Records for this exercise -
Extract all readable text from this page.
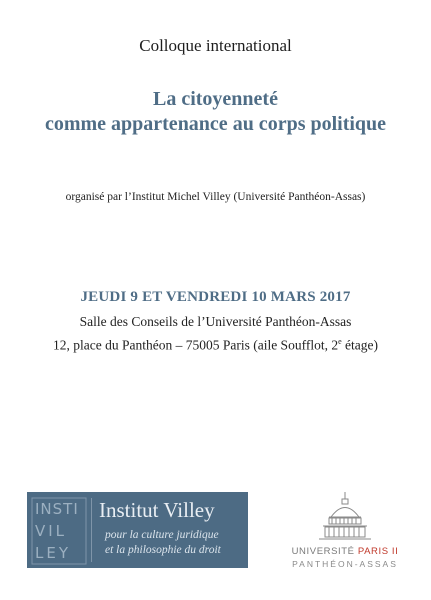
Colloque international
La citoyenneté
comme appartenance au corps politique
organisé par l’Institut Michel Villey (Université Panthéon-Assas)
JEUDI 9 ET VENDREDI 10 MARS 2017
Salle des Conseils de l’Université Panthéon-Assas
12, place du Panthéon – 75005 Paris (aile Soufflot, 2e étage)
INSTI
VIL
LEY
Institut Villey
pour la culture juridique
et la philosophie du droit	UNIVERSITÉ PARIS II
PANTHÉON-ASSAS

Exercise description - Pick out lines containing the word "Villey", each one as written.

Finished task -
organisé par l’Institut Michel Villey (Université Panthéon-Assas)
Institut Villey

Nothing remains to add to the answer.